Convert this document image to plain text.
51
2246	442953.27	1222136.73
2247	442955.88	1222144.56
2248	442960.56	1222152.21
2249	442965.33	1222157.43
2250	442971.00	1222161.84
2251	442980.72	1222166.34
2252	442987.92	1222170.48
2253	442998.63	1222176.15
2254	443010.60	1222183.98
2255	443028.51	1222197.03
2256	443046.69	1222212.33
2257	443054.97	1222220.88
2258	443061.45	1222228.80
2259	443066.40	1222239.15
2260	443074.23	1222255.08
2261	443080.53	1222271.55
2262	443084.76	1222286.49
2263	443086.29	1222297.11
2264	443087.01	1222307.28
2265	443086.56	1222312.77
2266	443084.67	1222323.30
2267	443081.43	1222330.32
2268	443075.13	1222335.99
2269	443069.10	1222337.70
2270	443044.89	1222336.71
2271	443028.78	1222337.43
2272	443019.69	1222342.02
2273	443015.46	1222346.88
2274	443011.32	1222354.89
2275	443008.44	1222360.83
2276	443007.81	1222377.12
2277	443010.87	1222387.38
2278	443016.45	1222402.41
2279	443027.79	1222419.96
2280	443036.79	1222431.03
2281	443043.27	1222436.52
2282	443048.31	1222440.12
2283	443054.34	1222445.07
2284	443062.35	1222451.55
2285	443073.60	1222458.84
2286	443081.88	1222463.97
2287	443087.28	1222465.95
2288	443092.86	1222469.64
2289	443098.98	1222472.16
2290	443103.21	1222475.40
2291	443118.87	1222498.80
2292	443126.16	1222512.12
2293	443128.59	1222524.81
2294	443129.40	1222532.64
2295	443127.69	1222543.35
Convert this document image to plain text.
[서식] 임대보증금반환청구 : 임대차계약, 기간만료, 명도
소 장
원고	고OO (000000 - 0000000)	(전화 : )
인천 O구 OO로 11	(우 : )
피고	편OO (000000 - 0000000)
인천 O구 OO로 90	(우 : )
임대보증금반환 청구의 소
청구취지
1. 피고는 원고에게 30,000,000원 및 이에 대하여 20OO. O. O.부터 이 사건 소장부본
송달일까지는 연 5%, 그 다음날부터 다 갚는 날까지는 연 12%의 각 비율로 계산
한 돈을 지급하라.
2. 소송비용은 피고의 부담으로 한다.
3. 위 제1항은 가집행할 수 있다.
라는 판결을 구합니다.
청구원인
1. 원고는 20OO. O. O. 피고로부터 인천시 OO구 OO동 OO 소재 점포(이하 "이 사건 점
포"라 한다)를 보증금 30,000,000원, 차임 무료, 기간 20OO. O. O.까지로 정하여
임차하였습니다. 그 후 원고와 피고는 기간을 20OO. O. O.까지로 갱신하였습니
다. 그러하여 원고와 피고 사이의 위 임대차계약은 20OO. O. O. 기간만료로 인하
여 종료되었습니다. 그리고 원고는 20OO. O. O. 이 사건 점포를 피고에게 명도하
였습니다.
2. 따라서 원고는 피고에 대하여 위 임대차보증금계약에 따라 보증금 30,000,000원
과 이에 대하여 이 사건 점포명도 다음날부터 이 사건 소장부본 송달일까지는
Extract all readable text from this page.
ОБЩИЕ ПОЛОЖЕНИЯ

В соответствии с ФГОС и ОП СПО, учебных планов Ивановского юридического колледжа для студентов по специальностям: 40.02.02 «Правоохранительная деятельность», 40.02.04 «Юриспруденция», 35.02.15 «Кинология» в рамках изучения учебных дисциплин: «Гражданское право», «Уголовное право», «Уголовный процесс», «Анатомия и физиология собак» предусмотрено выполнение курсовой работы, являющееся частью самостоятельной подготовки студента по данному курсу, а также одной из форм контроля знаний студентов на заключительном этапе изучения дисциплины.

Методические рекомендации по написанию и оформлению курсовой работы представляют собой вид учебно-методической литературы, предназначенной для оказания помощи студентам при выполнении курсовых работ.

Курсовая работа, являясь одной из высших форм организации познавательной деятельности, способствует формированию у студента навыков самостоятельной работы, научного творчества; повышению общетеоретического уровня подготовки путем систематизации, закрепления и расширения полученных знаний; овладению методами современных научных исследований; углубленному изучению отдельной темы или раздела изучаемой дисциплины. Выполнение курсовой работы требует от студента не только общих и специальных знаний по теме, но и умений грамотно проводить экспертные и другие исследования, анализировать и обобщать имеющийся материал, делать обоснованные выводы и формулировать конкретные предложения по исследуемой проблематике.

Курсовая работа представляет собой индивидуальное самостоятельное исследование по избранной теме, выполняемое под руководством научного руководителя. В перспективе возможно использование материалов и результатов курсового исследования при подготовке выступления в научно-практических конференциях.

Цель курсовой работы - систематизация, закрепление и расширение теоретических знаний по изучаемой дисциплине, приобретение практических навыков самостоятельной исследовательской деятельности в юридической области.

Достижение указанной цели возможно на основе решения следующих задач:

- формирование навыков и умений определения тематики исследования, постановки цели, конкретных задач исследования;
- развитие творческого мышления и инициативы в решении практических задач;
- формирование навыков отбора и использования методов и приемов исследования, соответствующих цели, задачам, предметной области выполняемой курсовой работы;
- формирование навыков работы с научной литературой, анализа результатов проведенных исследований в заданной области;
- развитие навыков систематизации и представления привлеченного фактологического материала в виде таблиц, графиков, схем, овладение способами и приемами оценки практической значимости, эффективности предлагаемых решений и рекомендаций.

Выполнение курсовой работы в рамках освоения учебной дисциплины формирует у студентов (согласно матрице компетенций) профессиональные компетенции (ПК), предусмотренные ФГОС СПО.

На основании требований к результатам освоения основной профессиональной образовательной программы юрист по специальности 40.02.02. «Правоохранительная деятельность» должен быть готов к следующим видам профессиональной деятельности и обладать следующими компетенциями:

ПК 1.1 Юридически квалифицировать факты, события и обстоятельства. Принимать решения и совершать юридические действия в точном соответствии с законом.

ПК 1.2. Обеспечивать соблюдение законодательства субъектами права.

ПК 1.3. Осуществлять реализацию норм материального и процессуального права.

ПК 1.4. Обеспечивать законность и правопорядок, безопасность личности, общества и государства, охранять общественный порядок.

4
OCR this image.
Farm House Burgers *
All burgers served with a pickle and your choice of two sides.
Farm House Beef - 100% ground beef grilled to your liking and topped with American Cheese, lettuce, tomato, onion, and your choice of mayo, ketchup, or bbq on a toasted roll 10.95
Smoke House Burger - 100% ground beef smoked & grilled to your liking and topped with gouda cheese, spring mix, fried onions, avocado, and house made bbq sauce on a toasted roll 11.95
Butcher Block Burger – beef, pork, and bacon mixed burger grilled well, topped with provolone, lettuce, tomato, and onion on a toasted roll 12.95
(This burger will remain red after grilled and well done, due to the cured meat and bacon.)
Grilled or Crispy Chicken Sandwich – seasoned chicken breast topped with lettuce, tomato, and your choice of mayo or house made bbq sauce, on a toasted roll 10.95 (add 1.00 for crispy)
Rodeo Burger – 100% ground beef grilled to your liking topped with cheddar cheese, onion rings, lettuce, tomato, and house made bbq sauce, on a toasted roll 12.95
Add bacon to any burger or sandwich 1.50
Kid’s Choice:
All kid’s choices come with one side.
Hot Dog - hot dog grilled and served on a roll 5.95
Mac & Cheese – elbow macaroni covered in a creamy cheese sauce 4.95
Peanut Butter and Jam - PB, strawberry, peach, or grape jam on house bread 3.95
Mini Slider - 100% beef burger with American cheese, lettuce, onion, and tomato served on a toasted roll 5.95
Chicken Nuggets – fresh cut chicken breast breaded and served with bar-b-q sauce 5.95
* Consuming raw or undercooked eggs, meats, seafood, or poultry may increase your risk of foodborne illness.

********************

Exercise prompt >> Every entry must be retyped in full, exactly as given.

Result >>
Convert this document image to plain text.
51
2246	442953.27	1222136.73
2247	442955.88	1222144.56
2248	442960.56	1222152.21
2249	442965.33	1222157.43
2250	442971.00	1222161.84
2251	442980.72	1222166.34
2252	442987.92	1222170.48
2253	442998.63	1222176.15
2254	443010.60	1222183.98
2255	443028.51	1222197.03
2256	443046.69	1222212.33
2257	443054.97	1222220.88
2258	443061.45	1222228.80
2259	443066.40	1222239.15
2260	443074.23	1222255.08
2261	443080.53	1222271.55
2262	443084.76	1222286.49
2263	443086.29	1222297.11
2264	443087.01	1222307.28
2265	443086.56	1222312.77
2266	443084.67	1222323.30
2267	443081.43	1222330.32
2268	443075.13	1222335.99
2269	443069.10	1222337.70
2270	443044.89	1222336.71
2271	443028.78	1222337.43
2272	443019.69	1222342.02
2273	443015.46	1222346.88
2274	443011.32	1222354.89
2275	443008.44	1222360.83
2276	443007.81	1222377.12
2277	443010.87	1222387.38
2278	443016.45	1222402.41
2279	443027.79	1222419.96
2280	443036.79	1222431.03
2281	443043.27	1222436.52
2282	443048.31	1222440.12
2283	443054.34	1222445.07
2284	443062.35	1222451.55
2285	443073.60	1222458.84
2286	443081.88	1222463.97
2287	443087.28	1222465.95
2288	443092.86	1222469.64
2289	443098.98	1222472.16
2290	443103.21	1222475.40
2291	443118.87	1222498.80
2292	443126.16	1222512.12
2293	443128.59	1222524.81
2294	443129.40	1222532.64
2295	443127.69	1222543.35
Convert this document image to plain text.
[서식] 임대보증금반환청구 : 임대차계약, 기간만료, 명도
소 장
원고	고OO (000000 - 0000000)	(전화 : )
인천 O구 OO로 11	(우 : )
피고	편OO (000000 - 0000000)
인천 O구 OO로 90	(우 : )
임대보증금반환 청구의 소
청구취지
1. 피고는 원고에게 30,000,000원 및 이에 대하여 20OO. O. O.부터 이 사건 소장부본
송달일까지는 연 5%, 그 다음날부터 다 갚는 날까지는 연 12%의 각 비율로 계산
한 돈을 지급하라.
2. 소송비용은 피고의 부담으로 한다.
3. 위 제1항은 가집행할 수 있다.
라는 판결을 구합니다.
청구원인
1. 원고는 20OO. O. O. 피고로부터 인천시 OO구 OO동 OO 소재 점포(이하 "이 사건 점
포"라 한다)를 보증금 30,000,000원, 차임 무료, 기간 20OO. O. O.까지로 정하여
임차하였습니다. 그 후 원고와 피고는 기간을 20OO. O. O.까지로 갱신하였습니
다. 그러하여 원고와 피고 사이의 위 임대차계약은 20OO. O. O. 기간만료로 인하
여 종료되었습니다. 그리고 원고는 20OO. O. O. 이 사건 점포를 피고에게 명도하
였습니다.
2. 따라서 원고는 피고에 대하여 위 임대차보증금계약에 따라 보증금 30,000,000원
과 이에 대하여 이 사건 점포명도 다음날부터 이 사건 소장부본 송달일까지는
Extract all readable text from this page.
ОБЩИЕ ПОЛОЖЕНИЯ

В соответствии с ФГОС и ОП СПО, учебных планов Ивановского юридического колледжа для студентов по специальностям: 40.02.02 «Правоохранительная деятельность», 40.02.04 «Юриспруденция», 35.02.15 «Кинология» в рамках изучения учебных дисциплин: «Гражданское право», «Уголовное право», «Уголовный процесс», «Анатомия и физиология собак» предусмотрено выполнение курсовой работы, являющееся частью самостоятельной подготовки студента по данному курсу, а также одной из форм контроля знаний студентов на заключительном этапе изучения дисциплины.

Методические рекомендации по написанию и оформлению курсовой работы представляют собой вид учебно-методической литературы, предназначенной для оказания помощи студентам при выполнении курсовых работ.

Курсовая работа, являясь одной из высших форм организации познавательной деятельности, способствует формированию у студента навыков самостоятельной работы, научного творчества; повышению общетеоретического уровня подготовки путем систематизации, закрепления и расширения полученных знаний; овладению методами современных научных исследований; углубленному изучению отдельной темы или раздела изучаемой дисциплины. Выполнение курсовой работы требует от студента не только общих и специальных знаний по теме, но и умений грамотно проводить экспертные и другие исследования, анализировать и обобщать имеющийся материал, делать обоснованные выводы и формулировать конкретные предложения по исследуемой проблематике.

Курсовая работа представляет собой индивидуальное самостоятельное исследование по избранной теме, выполняемое под руководством научного руководителя. В перспективе возможно использование материалов и результатов курсового исследования при подготовке выступления в научно-практических конференциях.

Цель курсовой работы - систематизация, закрепление и расширение теоретических знаний по изучаемой дисциплине, приобретение практических навыков самостоятельной исследовательской деятельности в юридической области.

Достижение указанной цели возможно на основе решения следующих задач:

- формирование навыков и умений определения тематики исследования, постановки цели, конкретных задач исследования;
- развитие творческого мышления и инициативы в решении практических задач;
- формирование навыков отбора и использования методов и приемов исследования, соответствующих цели, задачам, предметной области выполняемой курсовой работы;
- формирование навыков работы с научной литературой, анализа результатов проведенных исследований в заданной области;
- развитие навыков систематизации и представления привлеченного фактологического материала в виде таблиц, графиков, схем, овладение способами и приемами оценки практической значимости, эффективности предлагаемых решений и рекомендаций.

Выполнение курсовой работы в рамках освоения учебной дисциплины формирует у студентов (согласно матрице компетенций) профессиональные компетенции (ПК), предусмотренные ФГОС СПО.

На основании требований к результатам освоения основной профессиональной образовательной программы юрист по специальности 40.02.02. «Правоохранительная деятельность» должен быть готов к следующим видам профессиональной деятельности и обладать следующими компетенциями:

ПК 1.1 Юридически квалифицировать факты, события и обстоятельства. Принимать решения и совершать юридические действия в точном соответствии с законом.

ПК 1.2. Обеспечивать соблюдение законодательства субъектами права.

ПК 1.3. Осуществлять реализацию норм материального и процессуального права.

ПК 1.4. Обеспечивать законность и правопорядок, безопасность личности, общества и государства, охранять общественный порядок.

4
OCR this image.
Farm House Burgers *
All burgers served with a pickle and your choice of two sides.
Farm House Beef - 100% ground beef grilled to your liking and topped with American Cheese, lettuce, tomato, onion, and your choice of mayo, ketchup, or bbq on a toasted roll 10.95
Smoke House Burger - 100% ground beef smoked & grilled to your liking and topped with gouda cheese, spring mix, fried onions, avocado, and house made bbq sauce on a toasted roll 11.95
Butcher Block Burger – beef, pork, and bacon mixed burger grilled well, topped with provolone, lettuce, tomato, and onion on a toasted roll 12.95
(This burger will remain red after grilled and well done, due to the cured meat and bacon.)
Grilled or Crispy Chicken Sandwich – seasoned chicken breast topped with lettuce, tomato, and your choice of mayo or house made bbq sauce, on a toasted roll 10.95 (add 1.00 for crispy)
Rodeo Burger – 100% ground beef grilled to your liking topped with cheddar cheese, onion rings, lettuce, tomato, and house made bbq sauce, on a toasted roll 12.95
Add bacon to any burger or sandwich 1.50
Kid’s Choice:
All kid’s choices come with one side.
Hot Dog - hot dog grilled and served on a roll 5.95
Mac & Cheese – elbow macaroni covered in a creamy cheese sauce 4.95
Peanut Butter and Jam - PB, strawberry, peach, or grape jam on house bread 3.95
Mini Slider - 100% beef burger with American cheese, lettuce, onion, and tomato served on a toasted roll 5.95
Chicken Nuggets – fresh cut chicken breast breaded and served with bar-b-q sauce 5.95
* Consuming raw or undercooked eggs, meats, seafood, or poultry may increase your risk of foodborne illness.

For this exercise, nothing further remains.